[Task]:
Write out each line of the material again, word for word.

---------- Given records

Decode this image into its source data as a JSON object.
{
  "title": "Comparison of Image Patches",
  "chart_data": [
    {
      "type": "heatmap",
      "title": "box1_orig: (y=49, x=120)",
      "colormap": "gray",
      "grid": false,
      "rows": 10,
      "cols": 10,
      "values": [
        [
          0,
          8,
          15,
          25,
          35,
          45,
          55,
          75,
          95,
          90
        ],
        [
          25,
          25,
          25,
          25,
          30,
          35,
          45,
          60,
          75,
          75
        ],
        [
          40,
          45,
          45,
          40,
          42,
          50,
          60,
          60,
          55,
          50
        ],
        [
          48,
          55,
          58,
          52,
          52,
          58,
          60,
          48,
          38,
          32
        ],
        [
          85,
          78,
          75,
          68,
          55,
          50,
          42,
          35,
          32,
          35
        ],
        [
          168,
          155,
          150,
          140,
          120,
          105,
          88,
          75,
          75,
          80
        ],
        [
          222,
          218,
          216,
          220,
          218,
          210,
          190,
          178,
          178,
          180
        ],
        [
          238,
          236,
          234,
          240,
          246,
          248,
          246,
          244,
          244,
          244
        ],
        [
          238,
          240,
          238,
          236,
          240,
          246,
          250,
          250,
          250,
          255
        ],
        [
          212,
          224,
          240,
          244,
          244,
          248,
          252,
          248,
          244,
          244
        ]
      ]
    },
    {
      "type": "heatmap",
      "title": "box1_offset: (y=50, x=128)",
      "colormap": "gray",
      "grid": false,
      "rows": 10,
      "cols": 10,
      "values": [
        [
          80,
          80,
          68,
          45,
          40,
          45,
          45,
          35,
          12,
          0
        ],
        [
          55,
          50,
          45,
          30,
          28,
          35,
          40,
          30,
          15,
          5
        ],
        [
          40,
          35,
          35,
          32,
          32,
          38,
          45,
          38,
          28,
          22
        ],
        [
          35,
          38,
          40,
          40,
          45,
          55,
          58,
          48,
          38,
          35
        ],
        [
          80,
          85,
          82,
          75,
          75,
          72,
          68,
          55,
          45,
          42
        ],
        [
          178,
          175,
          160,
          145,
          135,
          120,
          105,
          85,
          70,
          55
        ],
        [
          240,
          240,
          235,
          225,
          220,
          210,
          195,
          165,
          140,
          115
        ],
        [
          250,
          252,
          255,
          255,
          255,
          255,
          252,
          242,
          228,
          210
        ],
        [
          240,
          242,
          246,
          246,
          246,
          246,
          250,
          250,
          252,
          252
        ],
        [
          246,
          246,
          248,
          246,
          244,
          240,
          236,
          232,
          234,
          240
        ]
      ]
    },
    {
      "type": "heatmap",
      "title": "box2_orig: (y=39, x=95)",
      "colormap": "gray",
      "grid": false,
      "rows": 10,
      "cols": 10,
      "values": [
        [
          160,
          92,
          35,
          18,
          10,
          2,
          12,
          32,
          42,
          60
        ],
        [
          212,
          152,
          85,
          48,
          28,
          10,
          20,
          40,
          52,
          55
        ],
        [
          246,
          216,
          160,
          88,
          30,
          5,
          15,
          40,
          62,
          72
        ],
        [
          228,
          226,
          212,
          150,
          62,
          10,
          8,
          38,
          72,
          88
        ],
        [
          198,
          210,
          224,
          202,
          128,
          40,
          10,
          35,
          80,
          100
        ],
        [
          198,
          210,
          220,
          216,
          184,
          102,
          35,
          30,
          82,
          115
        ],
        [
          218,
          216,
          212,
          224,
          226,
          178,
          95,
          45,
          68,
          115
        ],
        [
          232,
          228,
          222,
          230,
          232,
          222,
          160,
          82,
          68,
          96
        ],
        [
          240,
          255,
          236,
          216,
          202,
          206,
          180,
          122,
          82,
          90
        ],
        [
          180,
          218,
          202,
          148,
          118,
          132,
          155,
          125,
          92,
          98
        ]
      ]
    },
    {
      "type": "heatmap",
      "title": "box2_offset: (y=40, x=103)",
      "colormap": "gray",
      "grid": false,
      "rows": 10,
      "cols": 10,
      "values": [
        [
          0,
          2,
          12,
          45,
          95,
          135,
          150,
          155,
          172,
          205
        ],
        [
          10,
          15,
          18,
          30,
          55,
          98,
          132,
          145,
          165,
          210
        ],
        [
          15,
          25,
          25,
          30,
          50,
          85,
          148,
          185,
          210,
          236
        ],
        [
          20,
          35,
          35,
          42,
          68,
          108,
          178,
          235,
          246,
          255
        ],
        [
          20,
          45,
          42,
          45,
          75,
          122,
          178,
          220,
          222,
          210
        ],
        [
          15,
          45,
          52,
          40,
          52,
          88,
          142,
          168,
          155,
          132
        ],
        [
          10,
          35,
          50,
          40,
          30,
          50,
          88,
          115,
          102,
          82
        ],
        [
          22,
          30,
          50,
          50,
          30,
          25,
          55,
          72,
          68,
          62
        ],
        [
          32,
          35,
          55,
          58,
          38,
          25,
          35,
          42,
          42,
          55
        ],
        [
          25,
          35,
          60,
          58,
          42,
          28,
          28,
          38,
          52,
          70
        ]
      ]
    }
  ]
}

--------------------

[Answer to the exercise]:
Decode this image into its source data as a JSON object.
{
  "title": "Comparison of Image Patches",
  "chart_data": [
    {
      "type": "heatmap",
      "title": "box1_orig: (y=49, x=120)",
      "colormap": "gray",
      "grid": false,
      "rows": 10,
      "cols": 10,
      "values": [
        [
          0,
          8,
          15,
          25,
          35,
          45,
          55,
          75,
          95,
          90
        ],
        [
          25,
          25,
          25,
          25,
          30,
          35,
          45,
          60,
          75,
          75
        ],
        [
          40,
          45,
          45,
          40,
          42,
          50,
          60,
          60,
          55,
          50
        ],
        [
          48,
          55,
          58,
          52,
          52,
          58,
          60,
          48,
          38,
          32
        ],
        [
          85,
          78,
          75,
          68,
          55,
          50,
          42,
          35,
          32,
          35
        ],
        [
          168,
          155,
          150,
          140,
          120,
          105,
          88,
          75,
          75,
          80
        ],
        [
          222,
          218,
          216,
          220,
          218,
          210,
          190,
          178,
          178,
          180
        ],
        [
          238,
          236,
          234,
          240,
          246,
          248,
          246,
          244,
          244,
          244
        ],
        [
          238,
          240,
          238,
          236,
          240,
          246,
          250,
          250,
          250,
          255
        ],
        [
          212,
          224,
          240,
          244,
          244,
          248,
          252,
          248,
          244,
          244
        ]
      ]
    },
    {
      "type": "heatmap",
      "title": "box1_offset: (y=50, x=128)",
      "colormap": "gray",
      "grid": false,
      "rows": 10,
      "cols": 10,
      "values": [
        [
          80,
          80,
          68,
          45,
          40,
          45,
          45,
          35,
          12,
          0
        ],
        [
          55,
          50,
          45,
          30,
          28,
          35,
          40,
          30,
          15,
          5
        ],
        [
          40,
          35,
          35,
          32,
          32,
          38,
          45,
          38,
          28,
          22
        ],
        [
          35,
          38,
          40,
          40,
          45,
          55,
          58,
          48,
          38,
          35
        ],
        [
          80,
          85,
          82,
          75,
          75,
          72,
          68,
          55,
          45,
          42
        ],
        [
          178,
          175,
          160,
          145,
          135,
          120,
          105,
          85,
          70,
          55
        ],
        [
          240,
          240,
          235,
          225,
          220,
          210,
          195,
          165,
          140,
          115
        ],
        [
          250,
          252,
          255,
          255,
          255,
          255,
          252,
          242,
          228,
          210
        ],
        [
          240,
          242,
          246,
          246,
          246,
          246,
          250,
          250,
          252,
          252
        ],
        [
          246,
          246,
          248,
          246,
          244,
          240,
          236,
          232,
          234,
          240
        ]
      ]
    },
    {
      "type": "heatmap",
      "title": "box2_orig: (y=39, x=95)",
      "colormap": "gray",
      "grid": false,
      "rows": 10,
      "cols": 10,
      "values": [
        [
          160,
          92,
          35,
          18,
          10,
          2,
          12,
          32,
          42,
          60
        ],
        [
          212,
          152,
          85,
          48,
          28,
          10,
          20,
          40,
          52,
          55
        ],
        [
          246,
          216,
          160,
          88,
          30,
          5,
          15,
          40,
          62,
          72
        ],
        [
          228,
          226,
          212,
          150,
          62,
          10,
          8,
          38,
          72,
          88
        ],
        [
          198,
          210,
          224,
          202,
          128,
          40,
          10,
          35,
          80,
          100
        ],
        [
          198,
          210,
          220,
          216,
          184,
          102,
          35,
          30,
          82,
          115
        ],
        [
          218,
          216,
          212,
          224,
          226,
          178,
          95,
          45,
          68,
          115
        ],
        [
          232,
          228,
          222,
          230,
          232,
          222,
          160,
          82,
          68,
          96
        ],
        [
          240,
          255,
          236,
          216,
          202,
          206,
          180,
          122,
          82,
          90
        ],
        [
          180,
          218,
          202,
          148,
          118,
          132,
          155,
          125,
          92,
          98
        ]
      ]
    },
    {
      "type": "heatmap",
      "title": "box2_offset: (y=40, x=103)",
      "colormap": "gray",
      "grid": false,
      "rows": 10,
      "cols": 10,
      "values": [
        [
          0,
          2,
          12,
          45,
          95,
          135,
          150,
          155,
          172,
          205
        ],
        [
          10,
          15,
          18,
          30,
          55,
          98,
          132,
          145,
          165,
          210
        ],
        [
          15,
          25,
          25,
          30,
          50,
          85,
          148,
          185,
          210,
          236
        ],
        [
          20,
          35,
          35,
          42,
          68,
          108,
          178,
          235,
          246,
          255
        ],
        [
          20,
          45,
          42,
          45,
          75,
          122,
          178,
          220,
          222,
          210
        ],
        [
          15,
          45,
          52,
          40,
          52,
          88,
          142,
          168,
          155,
          132
        ],
        [
          10,
          35,
          50,
          40,
          30,
          50,
          88,
          115,
          102,
          82
        ],
        [
          22,
          30,
          50,
          50,
          30,
          25,
          55,
          72,
          68,
          62
        ],
        [
          32,
          35,
          55,
          58,
          38,
          25,
          35,
          42,
          42,
          55
        ],
        [
          25,
          35,
          60,
          58,
          42,
          28,
          28,
          38,
          52,
          70
        ]
      ]
    }
  ]
}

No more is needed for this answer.